Task input
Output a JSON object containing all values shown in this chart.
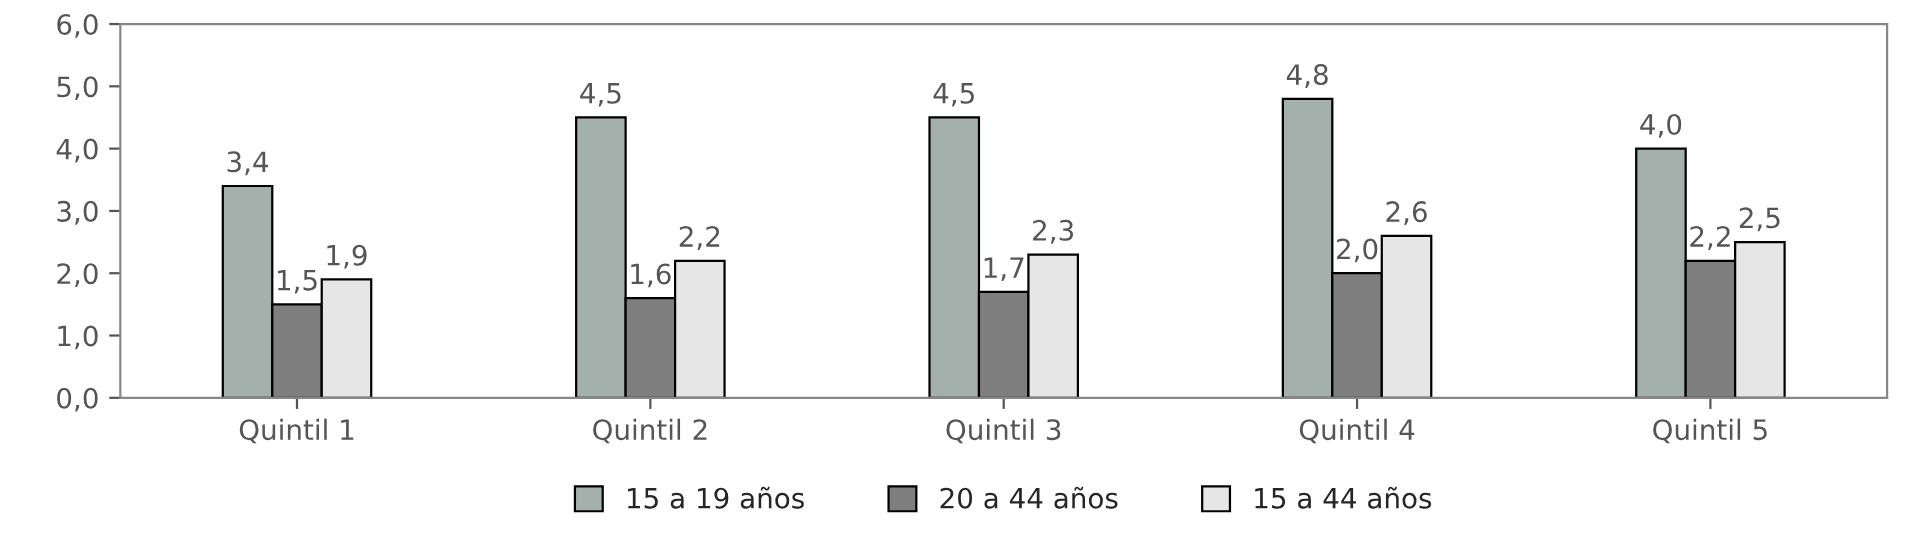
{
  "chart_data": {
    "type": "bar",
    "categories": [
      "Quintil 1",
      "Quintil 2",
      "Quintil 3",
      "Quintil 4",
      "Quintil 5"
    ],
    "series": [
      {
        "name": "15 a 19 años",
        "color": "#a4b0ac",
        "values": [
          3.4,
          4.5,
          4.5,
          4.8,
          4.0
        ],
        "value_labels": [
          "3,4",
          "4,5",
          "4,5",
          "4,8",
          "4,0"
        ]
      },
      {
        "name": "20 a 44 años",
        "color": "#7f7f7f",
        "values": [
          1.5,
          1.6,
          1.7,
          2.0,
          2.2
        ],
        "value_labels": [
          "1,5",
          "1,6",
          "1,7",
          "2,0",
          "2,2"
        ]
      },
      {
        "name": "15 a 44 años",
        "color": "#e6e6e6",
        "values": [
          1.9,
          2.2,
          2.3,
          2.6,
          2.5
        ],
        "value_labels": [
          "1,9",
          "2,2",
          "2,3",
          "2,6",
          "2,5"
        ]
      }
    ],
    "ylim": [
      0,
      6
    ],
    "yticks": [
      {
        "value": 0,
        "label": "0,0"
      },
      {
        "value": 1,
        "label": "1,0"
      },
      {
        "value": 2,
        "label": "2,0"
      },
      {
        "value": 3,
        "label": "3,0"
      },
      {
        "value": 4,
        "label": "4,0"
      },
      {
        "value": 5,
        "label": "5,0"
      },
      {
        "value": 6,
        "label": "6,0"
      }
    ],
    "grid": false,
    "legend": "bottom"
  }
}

* * *

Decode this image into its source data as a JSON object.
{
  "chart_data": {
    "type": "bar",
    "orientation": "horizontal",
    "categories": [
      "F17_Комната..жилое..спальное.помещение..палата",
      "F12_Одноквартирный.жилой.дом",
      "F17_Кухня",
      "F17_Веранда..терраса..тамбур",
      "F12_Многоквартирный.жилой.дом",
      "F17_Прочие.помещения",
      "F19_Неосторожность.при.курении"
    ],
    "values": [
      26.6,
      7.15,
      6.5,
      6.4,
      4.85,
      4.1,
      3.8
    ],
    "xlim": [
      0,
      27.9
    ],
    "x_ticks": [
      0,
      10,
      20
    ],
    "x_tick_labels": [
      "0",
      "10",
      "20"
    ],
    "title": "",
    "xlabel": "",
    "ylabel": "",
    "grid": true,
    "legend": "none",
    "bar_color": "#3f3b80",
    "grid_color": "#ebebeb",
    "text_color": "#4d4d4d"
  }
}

Exercise description
Look through the material and copy each line that has "this".

Task result
Output a JSON object containing all values shown in this chart.
Decode this image into its source data as a JSON object.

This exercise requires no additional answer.